**STATED EXERCISE:** All of the data below must be repeated exactly.

Start RECORDS PROVIDED

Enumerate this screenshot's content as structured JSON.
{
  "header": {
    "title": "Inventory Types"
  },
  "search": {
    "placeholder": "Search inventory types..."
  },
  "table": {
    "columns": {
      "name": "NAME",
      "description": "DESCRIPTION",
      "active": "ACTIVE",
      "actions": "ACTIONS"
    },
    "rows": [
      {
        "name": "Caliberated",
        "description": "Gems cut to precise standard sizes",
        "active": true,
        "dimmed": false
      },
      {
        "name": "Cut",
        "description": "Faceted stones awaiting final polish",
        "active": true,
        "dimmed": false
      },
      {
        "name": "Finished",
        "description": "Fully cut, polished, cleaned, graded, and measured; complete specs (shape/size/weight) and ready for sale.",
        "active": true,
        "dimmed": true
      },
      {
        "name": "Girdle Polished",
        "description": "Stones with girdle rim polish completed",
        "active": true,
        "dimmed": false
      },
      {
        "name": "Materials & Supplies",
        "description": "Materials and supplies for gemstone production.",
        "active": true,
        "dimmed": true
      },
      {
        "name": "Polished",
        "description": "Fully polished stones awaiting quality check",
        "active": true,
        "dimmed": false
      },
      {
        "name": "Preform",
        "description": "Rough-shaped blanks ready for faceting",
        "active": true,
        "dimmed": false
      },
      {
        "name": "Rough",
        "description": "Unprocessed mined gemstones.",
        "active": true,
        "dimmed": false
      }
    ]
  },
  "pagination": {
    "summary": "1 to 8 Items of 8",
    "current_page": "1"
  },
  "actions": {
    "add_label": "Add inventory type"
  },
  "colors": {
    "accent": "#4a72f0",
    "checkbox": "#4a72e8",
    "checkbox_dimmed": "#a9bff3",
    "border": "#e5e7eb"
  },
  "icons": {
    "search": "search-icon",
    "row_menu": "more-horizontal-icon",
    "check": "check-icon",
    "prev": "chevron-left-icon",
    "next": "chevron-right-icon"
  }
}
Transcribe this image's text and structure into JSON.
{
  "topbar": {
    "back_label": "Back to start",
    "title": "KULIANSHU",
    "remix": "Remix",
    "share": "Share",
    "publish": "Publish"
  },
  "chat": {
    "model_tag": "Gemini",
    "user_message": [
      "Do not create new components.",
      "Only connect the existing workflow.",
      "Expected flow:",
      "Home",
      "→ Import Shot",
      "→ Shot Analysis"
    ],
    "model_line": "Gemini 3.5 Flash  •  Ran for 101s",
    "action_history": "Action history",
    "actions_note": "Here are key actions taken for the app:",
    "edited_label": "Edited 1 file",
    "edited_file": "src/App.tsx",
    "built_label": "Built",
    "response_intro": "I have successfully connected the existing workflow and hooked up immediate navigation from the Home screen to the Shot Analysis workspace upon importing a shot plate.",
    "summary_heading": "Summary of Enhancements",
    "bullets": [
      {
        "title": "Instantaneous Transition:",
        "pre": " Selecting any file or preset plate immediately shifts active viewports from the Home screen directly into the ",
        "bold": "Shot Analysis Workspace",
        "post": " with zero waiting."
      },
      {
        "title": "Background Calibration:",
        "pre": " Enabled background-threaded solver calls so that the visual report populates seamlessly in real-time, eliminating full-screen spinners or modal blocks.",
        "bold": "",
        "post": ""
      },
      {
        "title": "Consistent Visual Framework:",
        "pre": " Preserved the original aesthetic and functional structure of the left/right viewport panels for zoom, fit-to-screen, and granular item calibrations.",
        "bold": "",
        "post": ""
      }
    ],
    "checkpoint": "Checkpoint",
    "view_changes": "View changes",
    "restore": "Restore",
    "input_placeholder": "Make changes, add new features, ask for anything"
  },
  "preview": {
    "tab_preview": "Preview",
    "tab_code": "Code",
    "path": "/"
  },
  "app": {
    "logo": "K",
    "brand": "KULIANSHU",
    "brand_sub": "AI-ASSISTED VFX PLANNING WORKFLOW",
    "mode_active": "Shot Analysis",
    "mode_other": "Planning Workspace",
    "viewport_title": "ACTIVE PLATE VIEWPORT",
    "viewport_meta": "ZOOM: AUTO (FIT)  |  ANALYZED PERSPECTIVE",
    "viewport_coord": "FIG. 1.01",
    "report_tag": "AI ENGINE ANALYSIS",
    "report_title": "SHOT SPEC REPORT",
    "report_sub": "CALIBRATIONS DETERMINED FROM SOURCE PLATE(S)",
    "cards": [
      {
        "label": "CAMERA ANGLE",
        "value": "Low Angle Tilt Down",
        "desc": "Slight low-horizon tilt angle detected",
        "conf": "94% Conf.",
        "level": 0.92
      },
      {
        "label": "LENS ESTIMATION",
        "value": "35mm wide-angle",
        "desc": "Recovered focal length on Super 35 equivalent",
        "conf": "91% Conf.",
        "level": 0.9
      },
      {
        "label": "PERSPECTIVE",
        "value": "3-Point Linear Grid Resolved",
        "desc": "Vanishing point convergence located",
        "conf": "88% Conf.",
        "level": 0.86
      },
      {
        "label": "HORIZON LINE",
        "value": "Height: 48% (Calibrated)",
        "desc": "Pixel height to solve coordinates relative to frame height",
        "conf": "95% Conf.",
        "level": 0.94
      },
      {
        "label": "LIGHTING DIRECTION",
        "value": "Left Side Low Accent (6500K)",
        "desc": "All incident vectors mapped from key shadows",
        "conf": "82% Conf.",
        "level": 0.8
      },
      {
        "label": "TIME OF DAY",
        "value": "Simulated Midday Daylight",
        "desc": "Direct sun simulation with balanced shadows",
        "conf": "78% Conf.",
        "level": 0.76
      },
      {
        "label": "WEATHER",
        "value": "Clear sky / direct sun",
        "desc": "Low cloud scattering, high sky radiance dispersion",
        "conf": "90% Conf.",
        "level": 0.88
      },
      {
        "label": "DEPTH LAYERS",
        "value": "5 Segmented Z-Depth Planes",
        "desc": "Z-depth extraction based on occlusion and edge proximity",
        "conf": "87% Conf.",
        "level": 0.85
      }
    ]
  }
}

End RECORDS PROVIDED

**EXERCISE ANSWER:**
Enumerate this screenshot's content as structured JSON.
{
  "header": {
    "title": "Inventory Types"
  },
  "search": {
    "placeholder": "Search inventory types..."
  },
  "table": {
    "columns": {
      "name": "NAME",
      "description": "DESCRIPTION",
      "active": "ACTIVE",
      "actions": "ACTIONS"
    },
    "rows": [
      {
        "name": "Caliberated",
        "description": "Gems cut to precise standard sizes",
        "active": true,
        "dimmed": false
      },
      {
        "name": "Cut",
        "description": "Faceted stones awaiting final polish",
        "active": true,
        "dimmed": false
      },
      {
        "name": "Finished",
        "description": "Fully cut, polished, cleaned, graded, and measured; complete specs (shape/size/weight) and ready for sale.",
        "active": true,
        "dimmed": true
      },
      {
        "name": "Girdle Polished",
        "description": "Stones with girdle rim polish completed",
        "active": true,
        "dimmed": false
      },
      {
        "name": "Materials & Supplies",
        "description": "Materials and supplies for gemstone production.",
        "active": true,
        "dimmed": true
      },
      {
        "name": "Polished",
        "description": "Fully polished stones awaiting quality check",
        "active": true,
        "dimmed": false
      },
      {
        "name": "Preform",
        "description": "Rough-shaped blanks ready for faceting",
        "active": true,
        "dimmed": false
      },
      {
        "name": "Rough",
        "description": "Unprocessed mined gemstones.",
        "active": true,
        "dimmed": false
      }
    ]
  },
  "pagination": {
    "summary": "1 to 8 Items of 8",
    "current_page": "1"
  },
  "actions": {
    "add_label": "Add inventory type"
  },
  "colors": {
    "accent": "#4a72f0",
    "checkbox": "#4a72e8",
    "checkbox_dimmed": "#a9bff3",
    "border": "#e5e7eb"
  },
  "icons": {
    "search": "search-icon",
    "row_menu": "more-horizontal-icon",
    "check": "check-icon",
    "prev": "chevron-left-icon",
    "next": "chevron-right-icon"
  }
}
Transcribe this image's text and structure into JSON.
{
  "topbar": {
    "back_label": "Back to start",
    "title": "KULIANSHU",
    "remix": "Remix",
    "share": "Share",
    "publish": "Publish"
  },
  "chat": {
    "model_tag": "Gemini",
    "user_message": [
      "Do not create new components.",
      "Only connect the existing workflow.",
      "Expected flow:",
      "Home",
      "→ Import Shot",
      "→ Shot Analysis"
    ],
    "model_line": "Gemini 3.5 Flash  •  Ran for 101s",
    "action_history": "Action history",
    "actions_note": "Here are key actions taken for the app:",
    "edited_label": "Edited 1 file",
    "edited_file": "src/App.tsx",
    "built_label": "Built",
    "response_intro": "I have successfully connected the existing workflow and hooked up immediate navigation from the Home screen to the Shot Analysis workspace upon importing a shot plate.",
    "summary_heading": "Summary of Enhancements",
    "bullets": [
      {
        "title": "Instantaneous Transition:",
        "pre": " Selecting any file or preset plate immediately shifts active viewports from the Home screen directly into the ",
        "bold": "Shot Analysis Workspace",
        "post": " with zero waiting."
      },
      {
        "title": "Background Calibration:",
        "pre": " Enabled background-threaded solver calls so that the visual report populates seamlessly in real-time, eliminating full-screen spinners or modal blocks.",
        "bold": "",
        "post": ""
      },
      {
        "title": "Consistent Visual Framework:",
        "pre": " Preserved the original aesthetic and functional structure of the left/right viewport panels for zoom, fit-to-screen, and granular item calibrations.",
        "bold": "",
        "post": ""
      }
    ],
    "checkpoint": "Checkpoint",
    "view_changes": "View changes",
    "restore": "Restore",
    "input_placeholder": "Make changes, add new features, ask for anything"
  },
  "preview": {
    "tab_preview": "Preview",
    "tab_code": "Code",
    "path": "/"
  },
  "app": {
    "logo": "K",
    "brand": "KULIANSHU",
    "brand_sub": "AI-ASSISTED VFX PLANNING WORKFLOW",
    "mode_active": "Shot Analysis",
    "mode_other": "Planning Workspace",
    "viewport_title": "ACTIVE PLATE VIEWPORT",
    "viewport_meta": "ZOOM: AUTO (FIT)  |  ANALYZED PERSPECTIVE",
    "viewport_coord": "FIG. 1.01",
    "report_tag": "AI ENGINE ANALYSIS",
    "report_title": "SHOT SPEC REPORT",
    "report_sub": "CALIBRATIONS DETERMINED FROM SOURCE PLATE(S)",
    "cards": [
      {
        "label": "CAMERA ANGLE",
        "value": "Low Angle Tilt Down",
        "desc": "Slight low-horizon tilt angle detected",
        "conf": "94% Conf.",
        "level": 0.92
      },
      {
        "label": "LENS ESTIMATION",
        "value": "35mm wide-angle",
        "desc": "Recovered focal length on Super 35 equivalent",
        "conf": "91% Conf.",
        "level": 0.9
      },
      {
        "label": "PERSPECTIVE",
        "value": "3-Point Linear Grid Resolved",
        "desc": "Vanishing point convergence located",
        "conf": "88% Conf.",
        "level": 0.86
      },
      {
        "label": "HORIZON LINE",
        "value": "Height: 48% (Calibrated)",
        "desc": "Pixel height to solve coordinates relative to frame height",
        "conf": "95% Conf.",
        "level": 0.94
      },
      {
        "label": "LIGHTING DIRECTION",
        "value": "Left Side Low Accent (6500K)",
        "desc": "All incident vectors mapped from key shadows",
        "conf": "82% Conf.",
        "level": 0.8
      },
      {
        "label": "TIME OF DAY",
        "value": "Simulated Midday Daylight",
        "desc": "Direct sun simulation with balanced shadows",
        "conf": "78% Conf.",
        "level": 0.76
      },
      {
        "label": "WEATHER",
        "value": "Clear sky / direct sun",
        "desc": "Low cloud scattering, high sky radiance dispersion",
        "conf": "90% Conf.",
        "level": 0.88
      },
      {
        "label": "DEPTH LAYERS",
        "value": "5 Segmented Z-Depth Planes",
        "desc": "Z-depth extraction based on occlusion and edge proximity",
        "conf": "87% Conf.",
        "level": 0.85
      }
    ]
  }
}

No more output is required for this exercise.